Exercise task: Only lines holding the string "charger" are wanted; copy each one from the material.

Record extracts:

-- START --

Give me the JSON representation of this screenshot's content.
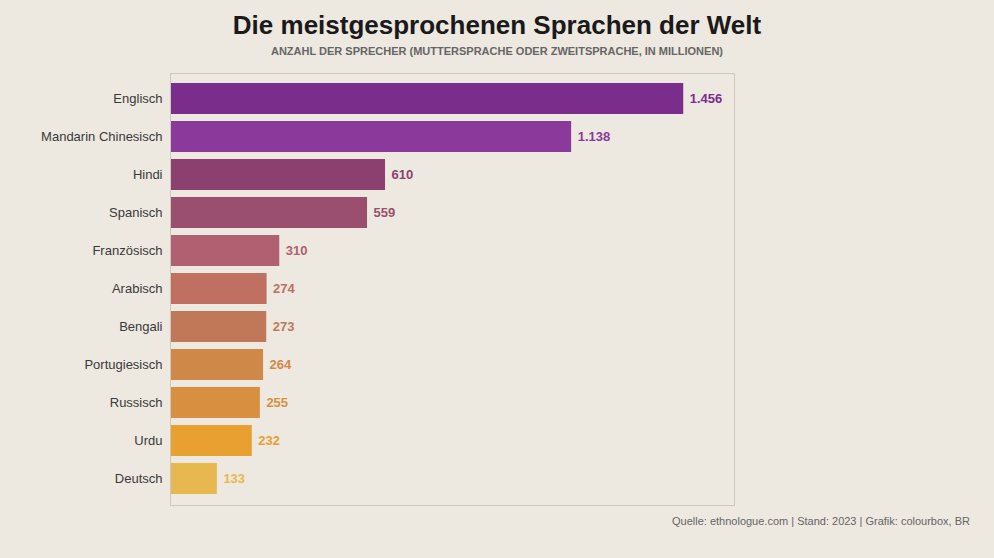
{
  "chart_data": {
    "type": "bar",
    "orientation": "horizontal",
    "title": "Die meistgesprochenen Sprachen der Welt",
    "subtitle": "ANZAHL DER SPRECHER (MUTTERSPRACHE ODER ZWEITSPRACHE, IN MILLIONEN)",
    "annotations": [
      "Quelle: ethnologue.com | Stand: 2023 | Grafik: colourbox, BR"
    ],
    "categories": [
      "Englisch",
      "Mandarin Chinesisch",
      "Hindi",
      "Spanisch",
      "Französisch",
      "Arabisch",
      "Bengali",
      "Portugiesisch",
      "Russisch",
      "Urdu",
      "Deutsch"
    ],
    "values": [
      1456,
      1138,
      610,
      559,
      310,
      274,
      273,
      264,
      255,
      232,
      133
    ],
    "value_labels": [
      "1.456",
      "1.138",
      "610",
      "559",
      "310",
      "274",
      "273",
      "264",
      "255",
      "232",
      "133"
    ],
    "colors": [
      "#7b2d8b",
      "#8b3a9b",
      "#8b4070",
      "#9b4f6e",
      "#b06070",
      "#c07060",
      "#c07858",
      "#d08848",
      "#d89040",
      "#e8a030",
      "#e8b850"
    ],
    "xlim": [
      0,
      1600
    ],
    "data_labels": true,
    "tick_labels": "y",
    "grid": false
  }
}
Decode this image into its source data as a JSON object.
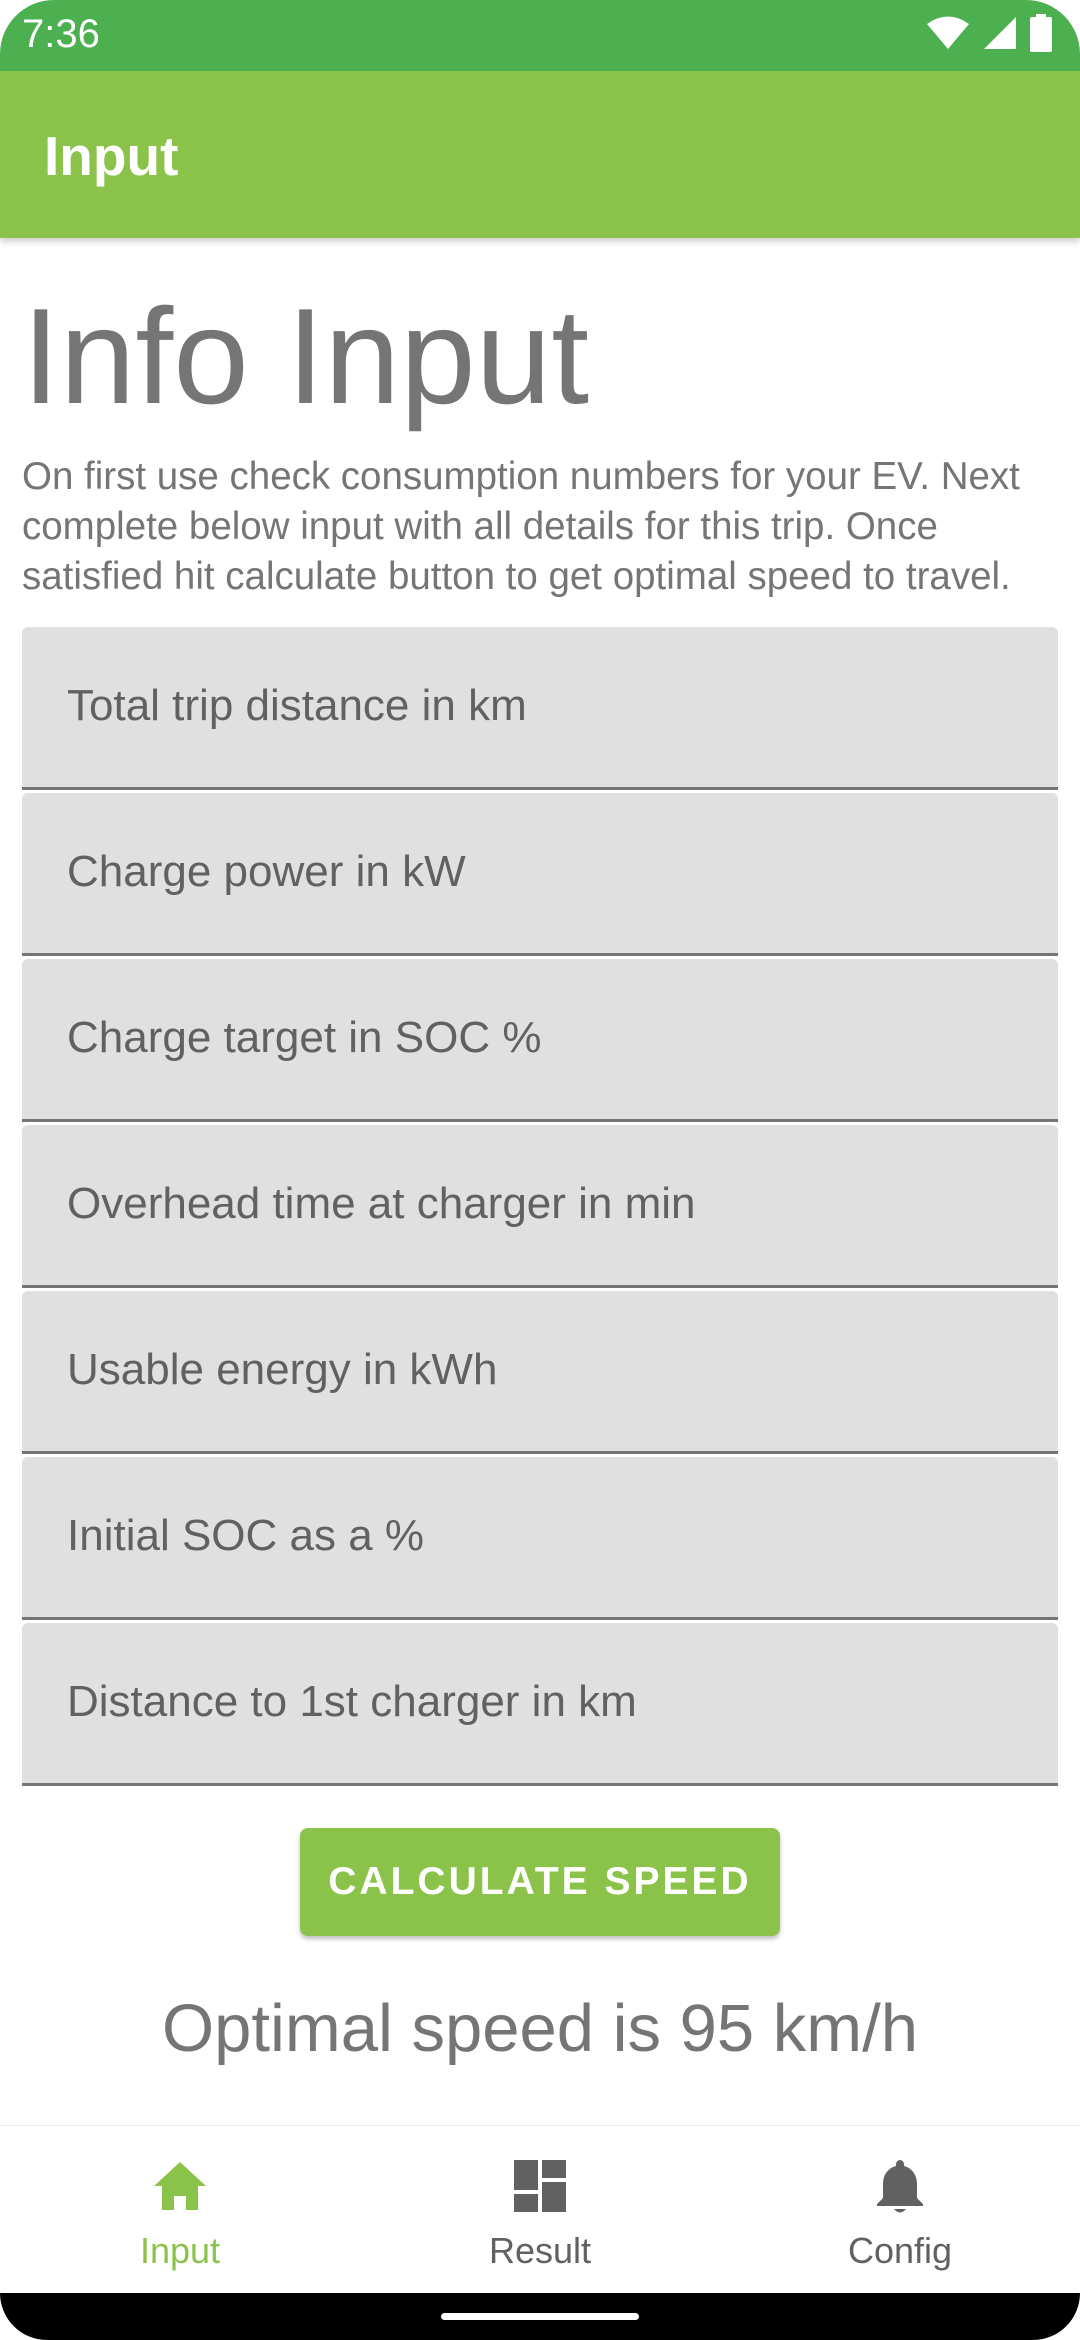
{
  "status_bar": {
    "time": "7:36"
  },
  "app_bar": {
    "title": "Input"
  },
  "main": {
    "heading": "Info Input",
    "intro": "On first use check consumption numbers for your EV. Next complete below input with all details for this trip. Once satisfied hit calculate button to get optimal speed to travel.",
    "fields": [
      {
        "placeholder": "Total trip distance in km",
        "value": ""
      },
      {
        "placeholder": "Charge power in kW",
        "value": ""
      },
      {
        "placeholder": "Charge target in SOC %",
        "value": ""
      },
      {
        "placeholder": "Overhead time at charger in min",
        "value": ""
      },
      {
        "placeholder": "Usable energy in kWh",
        "value": ""
      },
      {
        "placeholder": "Initial SOC as a %",
        "value": ""
      },
      {
        "placeholder": "Distance to 1st charger in km",
        "value": ""
      }
    ],
    "calculate_label": "CALCULATE SPEED",
    "result": "Optimal speed is 95 km/h"
  },
  "bottom_nav": {
    "items": [
      {
        "label": "Input",
        "icon": "home-icon",
        "active": true
      },
      {
        "label": "Result",
        "icon": "dashboard-icon",
        "active": false
      },
      {
        "label": "Config",
        "icon": "bell-icon",
        "active": false
      }
    ]
  },
  "colors": {
    "status_bar": "#4caf50",
    "app_bar": "#8bc34a",
    "accent": "#8bc34a",
    "field_bg": "#e0e0e0",
    "text_secondary": "#757575",
    "nav_inactive": "#616161"
  }
}
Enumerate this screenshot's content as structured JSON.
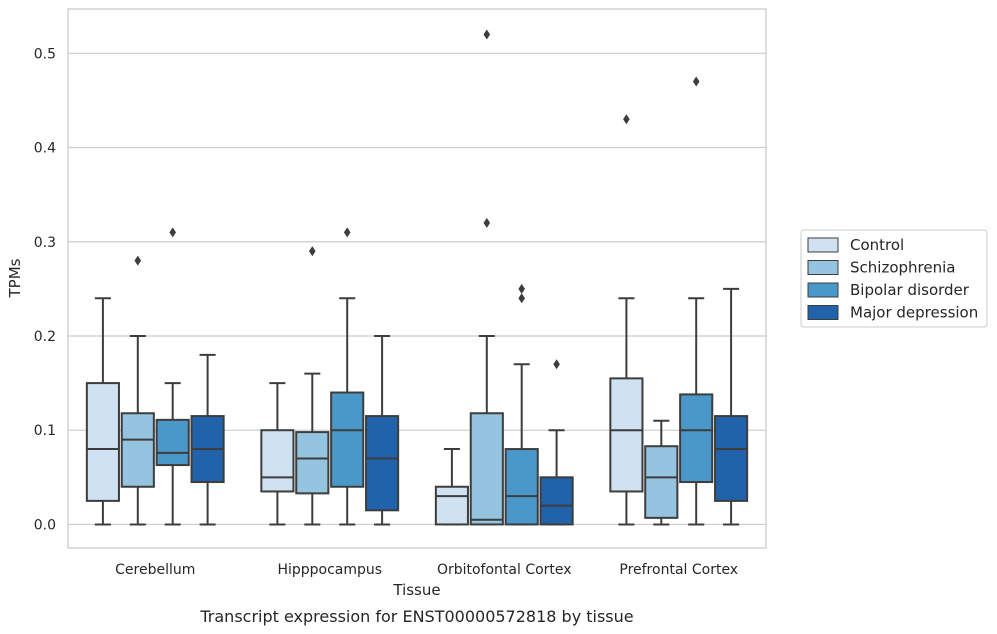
{
  "caption": "Transcript expression for ENST00000572818 by tissue",
  "chart_data": {
    "type": "box",
    "xlabel": "Tissue",
    "ylabel": "TPMs",
    "ylim": [
      -0.025,
      0.547
    ],
    "yticks": [
      0.0,
      0.1,
      0.2,
      0.3,
      0.4,
      0.5
    ],
    "ytick_labels": [
      "0.0",
      "0.1",
      "0.2",
      "0.3",
      "0.4",
      "0.5"
    ],
    "grid": "horizontal",
    "legend_position": "right-outside",
    "categories": [
      "Cerebellum",
      "Hipppocampus",
      "Orbitofontal Cortex",
      "Prefrontal Cortex"
    ],
    "series": [
      {
        "name": "Control",
        "color": "#d0e1f2",
        "boxes": [
          {
            "whislo": 0.0,
            "q1": 0.025,
            "med": 0.08,
            "q3": 0.15,
            "whishi": 0.24,
            "fliers": []
          },
          {
            "whislo": 0.0,
            "q1": 0.035,
            "med": 0.05,
            "q3": 0.1,
            "whishi": 0.15,
            "fliers": []
          },
          {
            "whislo": 0.0,
            "q1": 0.0,
            "med": 0.03,
            "q3": 0.04,
            "whishi": 0.08,
            "fliers": []
          },
          {
            "whislo": 0.0,
            "q1": 0.035,
            "med": 0.1,
            "q3": 0.155,
            "whishi": 0.24,
            "fliers": [
              0.43
            ]
          }
        ]
      },
      {
        "name": "Schizophrenia",
        "color": "#94c4df",
        "boxes": [
          {
            "whislo": 0.0,
            "q1": 0.04,
            "med": 0.09,
            "q3": 0.118,
            "whishi": 0.2,
            "fliers": [
              0.28
            ]
          },
          {
            "whislo": 0.0,
            "q1": 0.033,
            "med": 0.07,
            "q3": 0.098,
            "whishi": 0.16,
            "fliers": [
              0.29
            ]
          },
          {
            "whislo": 0.0,
            "q1": 0.0,
            "med": 0.005,
            "q3": 0.118,
            "whishi": 0.2,
            "fliers": [
              0.52,
              0.32
            ]
          },
          {
            "whislo": 0.0,
            "q1": 0.007,
            "med": 0.05,
            "q3": 0.083,
            "whishi": 0.11,
            "fliers": []
          }
        ]
      },
      {
        "name": "Bipolar disorder",
        "color": "#4a98c9",
        "boxes": [
          {
            "whislo": 0.0,
            "q1": 0.063,
            "med": 0.076,
            "q3": 0.111,
            "whishi": 0.15,
            "fliers": [
              0.31
            ]
          },
          {
            "whislo": 0.0,
            "q1": 0.04,
            "med": 0.1,
            "q3": 0.14,
            "whishi": 0.24,
            "fliers": [
              0.31
            ]
          },
          {
            "whislo": 0.0,
            "q1": 0.0,
            "med": 0.03,
            "q3": 0.08,
            "whishi": 0.17,
            "fliers": [
              0.25,
              0.24
            ]
          },
          {
            "whislo": 0.0,
            "q1": 0.045,
            "med": 0.1,
            "q3": 0.138,
            "whishi": 0.24,
            "fliers": [
              0.47
            ]
          }
        ]
      },
      {
        "name": "Major depression",
        "color": "#2163aa",
        "boxes": [
          {
            "whislo": 0.0,
            "q1": 0.045,
            "med": 0.08,
            "q3": 0.115,
            "whishi": 0.18,
            "fliers": []
          },
          {
            "whislo": 0.0,
            "q1": 0.015,
            "med": 0.07,
            "q3": 0.115,
            "whishi": 0.2,
            "fliers": []
          },
          {
            "whislo": 0.0,
            "q1": 0.0,
            "med": 0.02,
            "q3": 0.05,
            "whishi": 0.1,
            "fliers": [
              0.17
            ]
          },
          {
            "whislo": 0.0,
            "q1": 0.025,
            "med": 0.08,
            "q3": 0.115,
            "whishi": 0.25,
            "fliers": []
          }
        ]
      }
    ]
  }
}
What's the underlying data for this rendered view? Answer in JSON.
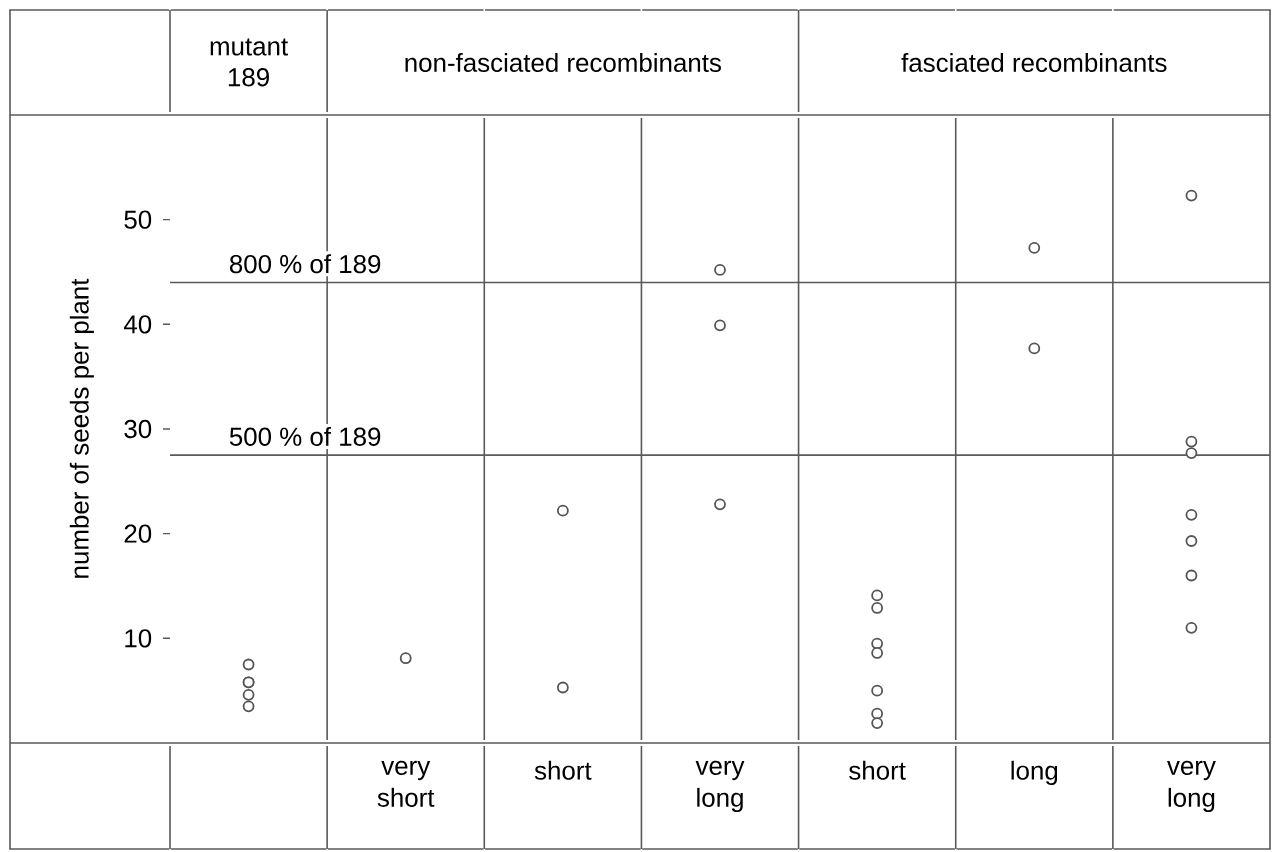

-- END --

Solution for this problem:
        "placeholder": "Overhead time at charger in min",
        "placeholder": "Distance to 1st charger in km",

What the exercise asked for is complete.